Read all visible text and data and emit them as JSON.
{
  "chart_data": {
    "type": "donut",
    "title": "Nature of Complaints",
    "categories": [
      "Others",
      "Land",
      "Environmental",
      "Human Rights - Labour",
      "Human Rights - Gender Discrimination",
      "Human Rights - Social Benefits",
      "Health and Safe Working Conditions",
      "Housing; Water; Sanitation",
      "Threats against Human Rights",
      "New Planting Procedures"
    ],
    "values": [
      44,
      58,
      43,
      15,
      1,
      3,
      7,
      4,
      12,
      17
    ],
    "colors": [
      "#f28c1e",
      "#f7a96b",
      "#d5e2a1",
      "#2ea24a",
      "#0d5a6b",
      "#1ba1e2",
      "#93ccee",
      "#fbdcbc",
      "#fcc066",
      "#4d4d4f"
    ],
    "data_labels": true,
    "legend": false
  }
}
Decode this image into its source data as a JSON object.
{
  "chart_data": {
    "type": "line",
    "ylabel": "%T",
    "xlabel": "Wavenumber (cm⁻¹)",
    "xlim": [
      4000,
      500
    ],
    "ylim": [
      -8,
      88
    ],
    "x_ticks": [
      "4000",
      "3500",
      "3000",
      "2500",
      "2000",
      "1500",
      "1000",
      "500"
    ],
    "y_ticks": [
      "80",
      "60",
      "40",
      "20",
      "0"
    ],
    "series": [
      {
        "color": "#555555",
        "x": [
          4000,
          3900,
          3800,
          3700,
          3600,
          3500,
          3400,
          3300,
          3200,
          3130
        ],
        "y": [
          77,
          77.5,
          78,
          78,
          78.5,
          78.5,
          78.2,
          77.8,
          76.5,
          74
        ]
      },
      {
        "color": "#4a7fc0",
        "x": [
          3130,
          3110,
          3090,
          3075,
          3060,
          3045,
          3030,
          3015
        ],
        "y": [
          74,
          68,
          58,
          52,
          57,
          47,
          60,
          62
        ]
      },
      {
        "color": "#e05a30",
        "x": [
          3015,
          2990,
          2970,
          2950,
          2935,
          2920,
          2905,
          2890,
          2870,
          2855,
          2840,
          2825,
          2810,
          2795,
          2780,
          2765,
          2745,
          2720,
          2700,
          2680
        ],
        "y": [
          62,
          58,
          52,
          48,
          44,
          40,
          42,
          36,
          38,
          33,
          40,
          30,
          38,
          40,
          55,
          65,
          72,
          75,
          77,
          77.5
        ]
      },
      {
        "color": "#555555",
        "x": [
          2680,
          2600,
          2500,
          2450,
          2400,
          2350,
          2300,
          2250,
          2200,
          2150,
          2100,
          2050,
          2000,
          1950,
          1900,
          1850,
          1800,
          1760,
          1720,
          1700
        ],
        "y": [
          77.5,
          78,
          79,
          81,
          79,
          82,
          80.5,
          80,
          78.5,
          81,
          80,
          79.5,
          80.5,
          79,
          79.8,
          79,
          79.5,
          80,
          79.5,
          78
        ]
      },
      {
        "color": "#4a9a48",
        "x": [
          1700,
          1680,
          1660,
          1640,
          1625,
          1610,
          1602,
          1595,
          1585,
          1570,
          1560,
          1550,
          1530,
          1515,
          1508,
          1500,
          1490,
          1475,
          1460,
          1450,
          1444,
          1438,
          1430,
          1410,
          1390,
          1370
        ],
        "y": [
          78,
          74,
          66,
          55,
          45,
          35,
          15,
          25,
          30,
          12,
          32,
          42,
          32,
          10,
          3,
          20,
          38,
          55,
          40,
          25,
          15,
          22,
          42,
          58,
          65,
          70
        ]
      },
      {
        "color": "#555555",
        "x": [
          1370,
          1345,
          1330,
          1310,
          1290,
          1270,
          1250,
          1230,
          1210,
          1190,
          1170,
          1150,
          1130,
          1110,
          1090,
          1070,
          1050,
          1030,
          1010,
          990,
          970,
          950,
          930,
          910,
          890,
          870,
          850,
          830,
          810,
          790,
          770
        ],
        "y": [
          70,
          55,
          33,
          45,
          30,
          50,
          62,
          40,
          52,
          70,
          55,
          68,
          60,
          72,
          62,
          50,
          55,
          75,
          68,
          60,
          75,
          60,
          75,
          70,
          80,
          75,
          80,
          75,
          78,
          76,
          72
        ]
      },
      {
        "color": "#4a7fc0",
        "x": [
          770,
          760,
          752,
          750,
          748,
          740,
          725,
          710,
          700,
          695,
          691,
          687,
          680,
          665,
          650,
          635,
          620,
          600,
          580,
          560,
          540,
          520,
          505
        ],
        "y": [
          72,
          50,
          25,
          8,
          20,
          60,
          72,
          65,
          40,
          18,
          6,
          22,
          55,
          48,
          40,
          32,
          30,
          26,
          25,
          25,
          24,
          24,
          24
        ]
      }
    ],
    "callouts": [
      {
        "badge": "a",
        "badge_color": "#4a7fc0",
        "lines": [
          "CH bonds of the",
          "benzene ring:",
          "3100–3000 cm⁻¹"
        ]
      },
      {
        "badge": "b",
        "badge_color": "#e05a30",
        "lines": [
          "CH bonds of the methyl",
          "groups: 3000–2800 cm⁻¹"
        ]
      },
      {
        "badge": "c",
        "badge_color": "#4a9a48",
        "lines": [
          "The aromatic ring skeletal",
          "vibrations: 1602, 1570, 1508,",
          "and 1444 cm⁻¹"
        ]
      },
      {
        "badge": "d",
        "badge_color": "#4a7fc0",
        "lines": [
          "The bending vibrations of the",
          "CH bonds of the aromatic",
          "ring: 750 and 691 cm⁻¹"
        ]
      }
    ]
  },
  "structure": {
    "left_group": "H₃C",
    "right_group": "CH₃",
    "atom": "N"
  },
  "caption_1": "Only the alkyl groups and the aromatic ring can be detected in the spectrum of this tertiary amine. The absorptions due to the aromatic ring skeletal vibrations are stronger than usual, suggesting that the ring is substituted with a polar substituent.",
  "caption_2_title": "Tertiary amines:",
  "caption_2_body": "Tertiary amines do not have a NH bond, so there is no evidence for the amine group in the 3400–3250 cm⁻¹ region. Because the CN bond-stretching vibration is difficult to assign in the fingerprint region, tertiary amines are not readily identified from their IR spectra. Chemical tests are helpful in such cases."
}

****

Restate all of the entries exactly, please.

Read all visible text and data and emit them as JSON.
{
  "chart_data": {
    "type": "donut",
    "title": "Nature of Complaints",
    "categories": [
      "Others",
      "Land",
      "Environmental",
      "Human Rights - Labour",
      "Human Rights - Gender Discrimination",
      "Human Rights - Social Benefits",
      "Health and Safe Working Conditions",
      "Housing; Water; Sanitation",
      "Threats against Human Rights",
      "New Planting Procedures"
    ],
    "values": [
      44,
      58,
      43,
      15,
      1,
      3,
      7,
      4,
      12,
      17
    ],
    "colors": [
      "#f28c1e",
      "#f7a96b",
      "#d5e2a1",
      "#2ea24a",
      "#0d5a6b",
      "#1ba1e2",
      "#93ccee",
      "#fbdcbc",
      "#fcc066",
      "#4d4d4f"
    ],
    "data_labels": true,
    "legend": false
  }
}
Decode this image into its source data as a JSON object.
{
  "chart_data": {
    "type": "line",
    "ylabel": "%T",
    "xlabel": "Wavenumber (cm⁻¹)",
    "xlim": [
      4000,
      500
    ],
    "ylim": [
      -8,
      88
    ],
    "x_ticks": [
      "4000",
      "3500",
      "3000",
      "2500",
      "2000",
      "1500",
      "1000",
      "500"
    ],
    "y_ticks": [
      "80",
      "60",
      "40",
      "20",
      "0"
    ],
    "series": [
      {
        "color": "#555555",
        "x": [
          4000,
          3900,
          3800,
          3700,
          3600,
          3500,
          3400,
          3300,
          3200,
          3130
        ],
        "y": [
          77,
          77.5,
          78,
          78,
          78.5,
          78.5,
          78.2,
          77.8,
          76.5,
          74
        ]
      },
      {
        "color": "#4a7fc0",
        "x": [
          3130,
          3110,
          3090,
          3075,
          3060,
          3045,
          3030,
          3015
        ],
        "y": [
          74,
          68,
          58,
          52,
          57,
          47,
          60,
          62
        ]
      },
      {
        "color": "#e05a30",
        "x": [
          3015,
          2990,
          2970,
          2950,
          2935,
          2920,
          2905,
          2890,
          2870,
          2855,
          2840,
          2825,
          2810,
          2795,
          2780,
          2765,
          2745,
          2720,
          2700,
          2680
        ],
        "y": [
          62,
          58,
          52,
          48,
          44,
          40,
          42,
          36,
          38,
          33,
          40,
          30,
          38,
          40,
          55,
          65,
          72,
          75,
          77,
          77.5
        ]
      },
      {
        "color": "#555555",
        "x": [
          2680,
          2600,
          2500,
          2450,
          2400,
          2350,
          2300,
          2250,
          2200,
          2150,
          2100,
          2050,
          2000,
          1950,
          1900,
          1850,
          1800,
          1760,
          1720,
          1700
        ],
        "y": [
          77.5,
          78,
          79,
          81,
          79,
          82,
          80.5,
          80,
          78.5,
          81,
          80,
          79.5,
          80.5,
          79,
          79.8,
          79,
          79.5,
          80,
          79.5,
          78
        ]
      },
      {
        "color": "#4a9a48",
        "x": [
          1700,
          1680,
          1660,
          1640,
          1625,
          1610,
          1602,
          1595,
          1585,
          1570,
          1560,
          1550,
          1530,
          1515,
          1508,
          1500,
          1490,
          1475,
          1460,
          1450,
          1444,
          1438,
          1430,
          1410,
          1390,
          1370
        ],
        "y": [
          78,
          74,
          66,
          55,
          45,
          35,
          15,
          25,
          30,
          12,
          32,
          42,
          32,
          10,
          3,
          20,
          38,
          55,
          40,
          25,
          15,
          22,
          42,
          58,
          65,
          70
        ]
      },
      {
        "color": "#555555",
        "x": [
          1370,
          1345,
          1330,
          1310,
          1290,
          1270,
          1250,
          1230,
          1210,
          1190,
          1170,
          1150,
          1130,
          1110,
          1090,
          1070,
          1050,
          1030,
          1010,
          990,
          970,
          950,
          930,
          910,
          890,
          870,
          850,
          830,
          810,
          790,
          770
        ],
        "y": [
          70,
          55,
          33,
          45,
          30,
          50,
          62,
          40,
          52,
          70,
          55,
          68,
          60,
          72,
          62,
          50,
          55,
          75,
          68,
          60,
          75,
          60,
          75,
          70,
          80,
          75,
          80,
          75,
          78,
          76,
          72
        ]
      },
      {
        "color": "#4a7fc0",
        "x": [
          770,
          760,
          752,
          750,
          748,
          740,
          725,
          710,
          700,
          695,
          691,
          687,
          680,
          665,
          650,
          635,
          620,
          600,
          580,
          560,
          540,
          520,
          505
        ],
        "y": [
          72,
          50,
          25,
          8,
          20,
          60,
          72,
          65,
          40,
          18,
          6,
          22,
          55,
          48,
          40,
          32,
          30,
          26,
          25,
          25,
          24,
          24,
          24
        ]
      }
    ],
    "callouts": [
      {
        "badge": "a",
        "badge_color": "#4a7fc0",
        "lines": [
          "CH bonds of the",
          "benzene ring:",
          "3100–3000 cm⁻¹"
        ]
      },
      {
        "badge": "b",
        "badge_color": "#e05a30",
        "lines": [
          "CH bonds of the methyl",
          "groups: 3000–2800 cm⁻¹"
        ]
      },
      {
        "badge": "c",
        "badge_color": "#4a9a48",
        "lines": [
          "The aromatic ring skeletal",
          "vibrations: 1602, 1570, 1508,",
          "and 1444 cm⁻¹"
        ]
      },
      {
        "badge": "d",
        "badge_color": "#4a7fc0",
        "lines": [
          "The bending vibrations of the",
          "CH bonds of the aromatic",
          "ring: 750 and 691 cm⁻¹"
        ]
      }
    ]
  },
  "structure": {
    "left_group": "H₃C",
    "right_group": "CH₃",
    "atom": "N"
  },
  "caption_1": "Only the alkyl groups and the aromatic ring can be detected in the spectrum of this tertiary amine. The absorptions due to the aromatic ring skeletal vibrations are stronger than usual, suggesting that the ring is substituted with a polar substituent.",
  "caption_2_title": "Tertiary amines:",
  "caption_2_body": "Tertiary amines do not have a NH bond, so there is no evidence for the amine group in the 3400–3250 cm⁻¹ region. Because the CN bond-stretching vibration is difficult to assign in the fingerprint region, tertiary amines are not readily identified from their IR spectra. Chemical tests are helpful in such cases."
}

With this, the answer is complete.